# THE EXERCISE:
Copy the full set of lines exactly as given.

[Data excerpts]
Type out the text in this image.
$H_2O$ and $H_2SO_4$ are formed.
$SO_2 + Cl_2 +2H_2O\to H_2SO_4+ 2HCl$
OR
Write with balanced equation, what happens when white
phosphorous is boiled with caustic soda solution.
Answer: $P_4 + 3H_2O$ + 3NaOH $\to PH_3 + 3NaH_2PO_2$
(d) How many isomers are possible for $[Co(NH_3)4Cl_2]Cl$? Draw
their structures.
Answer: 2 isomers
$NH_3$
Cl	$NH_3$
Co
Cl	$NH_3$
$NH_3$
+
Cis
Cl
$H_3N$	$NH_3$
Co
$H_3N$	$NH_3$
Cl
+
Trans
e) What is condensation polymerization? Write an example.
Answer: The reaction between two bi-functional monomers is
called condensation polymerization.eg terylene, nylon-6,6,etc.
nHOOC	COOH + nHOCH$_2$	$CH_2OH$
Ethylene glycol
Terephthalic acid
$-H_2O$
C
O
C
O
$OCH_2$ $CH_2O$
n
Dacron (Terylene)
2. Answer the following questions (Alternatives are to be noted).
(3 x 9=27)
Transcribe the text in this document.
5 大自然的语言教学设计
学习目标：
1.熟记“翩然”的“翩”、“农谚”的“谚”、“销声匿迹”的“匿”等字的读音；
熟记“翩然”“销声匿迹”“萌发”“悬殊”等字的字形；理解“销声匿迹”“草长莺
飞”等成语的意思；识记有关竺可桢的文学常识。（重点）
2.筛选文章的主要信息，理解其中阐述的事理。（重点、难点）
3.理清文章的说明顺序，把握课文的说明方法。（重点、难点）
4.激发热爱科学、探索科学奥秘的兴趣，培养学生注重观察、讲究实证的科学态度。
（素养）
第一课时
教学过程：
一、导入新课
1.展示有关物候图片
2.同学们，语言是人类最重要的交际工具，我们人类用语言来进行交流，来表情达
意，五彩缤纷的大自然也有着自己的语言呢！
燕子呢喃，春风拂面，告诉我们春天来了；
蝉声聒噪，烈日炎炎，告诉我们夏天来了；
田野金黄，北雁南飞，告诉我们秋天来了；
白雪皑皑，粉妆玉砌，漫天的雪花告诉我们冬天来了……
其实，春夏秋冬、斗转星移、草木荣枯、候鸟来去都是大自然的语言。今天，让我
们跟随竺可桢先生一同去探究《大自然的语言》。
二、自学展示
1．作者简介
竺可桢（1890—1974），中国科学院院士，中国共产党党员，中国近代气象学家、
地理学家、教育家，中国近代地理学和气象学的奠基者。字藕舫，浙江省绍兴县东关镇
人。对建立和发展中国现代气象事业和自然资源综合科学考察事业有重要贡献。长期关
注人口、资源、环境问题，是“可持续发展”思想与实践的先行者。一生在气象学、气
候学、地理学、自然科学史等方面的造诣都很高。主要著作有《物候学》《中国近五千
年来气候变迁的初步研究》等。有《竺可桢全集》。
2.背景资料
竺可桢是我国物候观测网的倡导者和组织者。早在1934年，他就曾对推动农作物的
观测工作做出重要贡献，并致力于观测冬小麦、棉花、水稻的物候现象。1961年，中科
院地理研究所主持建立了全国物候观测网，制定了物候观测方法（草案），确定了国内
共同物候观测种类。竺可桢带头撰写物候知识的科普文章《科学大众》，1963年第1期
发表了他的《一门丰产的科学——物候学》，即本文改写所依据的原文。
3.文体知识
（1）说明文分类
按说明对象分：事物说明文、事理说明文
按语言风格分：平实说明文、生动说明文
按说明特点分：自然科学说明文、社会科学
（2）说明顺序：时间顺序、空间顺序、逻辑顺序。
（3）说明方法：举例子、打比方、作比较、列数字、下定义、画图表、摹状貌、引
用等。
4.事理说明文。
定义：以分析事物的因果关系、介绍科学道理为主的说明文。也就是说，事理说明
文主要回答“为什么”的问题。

# RIGHT ANSWER:
Type out the text in this image.
$H_2O$ and $H_2SO_4$ are formed.
$SO_2 + Cl_2 +2H_2O\to H_2SO_4+ 2HCl$
OR
Write with balanced equation, what happens when white
phosphorous is boiled with caustic soda solution.
Answer: $P_4 + 3H_2O$ + 3NaOH $\to PH_3 + 3NaH_2PO_2$
(d) How many isomers are possible for $[Co(NH_3)4Cl_2]Cl$? Draw
their structures.
Answer: 2 isomers
$NH_3$
Cl	$NH_3$
Co
Cl	$NH_3$
$NH_3$
+
Cis
Cl
$H_3N$	$NH_3$
Co
$H_3N$	$NH_3$
Cl
+
Trans
e) What is condensation polymerization? Write an example.
Answer: The reaction between two bi-functional monomers is
called condensation polymerization.eg terylene, nylon-6,6,etc.
nHOOC	COOH + nHOCH$_2$	$CH_2OH$
Ethylene glycol
Terephthalic acid
$-H_2O$
C
O
C
O
$OCH_2$ $CH_2O$
n
Dacron (Terylene)
2. Answer the following questions (Alternatives are to be noted).
(3 x 9=27)
Transcribe the text in this document.
5 大自然的语言教学设计
学习目标：
1.熟记“翩然”的“翩”、“农谚”的“谚”、“销声匿迹”的“匿”等字的读音；
熟记“翩然”“销声匿迹”“萌发”“悬殊”等字的字形；理解“销声匿迹”“草长莺
飞”等成语的意思；识记有关竺可桢的文学常识。（重点）
2.筛选文章的主要信息，理解其中阐述的事理。（重点、难点）
3.理清文章的说明顺序，把握课文的说明方法。（重点、难点）
4.激发热爱科学、探索科学奥秘的兴趣，培养学生注重观察、讲究实证的科学态度。
（素养）
第一课时
教学过程：
一、导入新课
1.展示有关物候图片
2.同学们，语言是人类最重要的交际工具，我们人类用语言来进行交流，来表情达
意，五彩缤纷的大自然也有着自己的语言呢！
燕子呢喃，春风拂面，告诉我们春天来了；
蝉声聒噪，烈日炎炎，告诉我们夏天来了；
田野金黄，北雁南飞，告诉我们秋天来了；
白雪皑皑，粉妆玉砌，漫天的雪花告诉我们冬天来了……
其实，春夏秋冬、斗转星移、草木荣枯、候鸟来去都是大自然的语言。今天，让我
们跟随竺可桢先生一同去探究《大自然的语言》。
二、自学展示
1．作者简介
竺可桢（1890—1974），中国科学院院士，中国共产党党员，中国近代气象学家、
地理学家、教育家，中国近代地理学和气象学的奠基者。字藕舫，浙江省绍兴县东关镇
人。对建立和发展中国现代气象事业和自然资源综合科学考察事业有重要贡献。长期关
注人口、资源、环境问题，是“可持续发展”思想与实践的先行者。一生在气象学、气
候学、地理学、自然科学史等方面的造诣都很高。主要著作有《物候学》《中国近五千
年来气候变迁的初步研究》等。有《竺可桢全集》。
2.背景资料
竺可桢是我国物候观测网的倡导者和组织者。早在1934年，他就曾对推动农作物的
观测工作做出重要贡献，并致力于观测冬小麦、棉花、水稻的物候现象。1961年，中科
院地理研究所主持建立了全国物候观测网，制定了物候观测方法（草案），确定了国内
共同物候观测种类。竺可桢带头撰写物候知识的科普文章《科学大众》，1963年第1期
发表了他的《一门丰产的科学——物候学》，即本文改写所依据的原文。
3.文体知识
（1）说明文分类
按说明对象分：事物说明文、事理说明文
按语言风格分：平实说明文、生动说明文
按说明特点分：自然科学说明文、社会科学
（2）说明顺序：时间顺序、空间顺序、逻辑顺序。
（3）说明方法：举例子、打比方、作比较、列数字、下定义、画图表、摹状貌、引
用等。
4.事理说明文。
定义：以分析事物的因果关系、介绍科学道理为主的说明文。也就是说，事理说明
文主要回答“为什么”的问题。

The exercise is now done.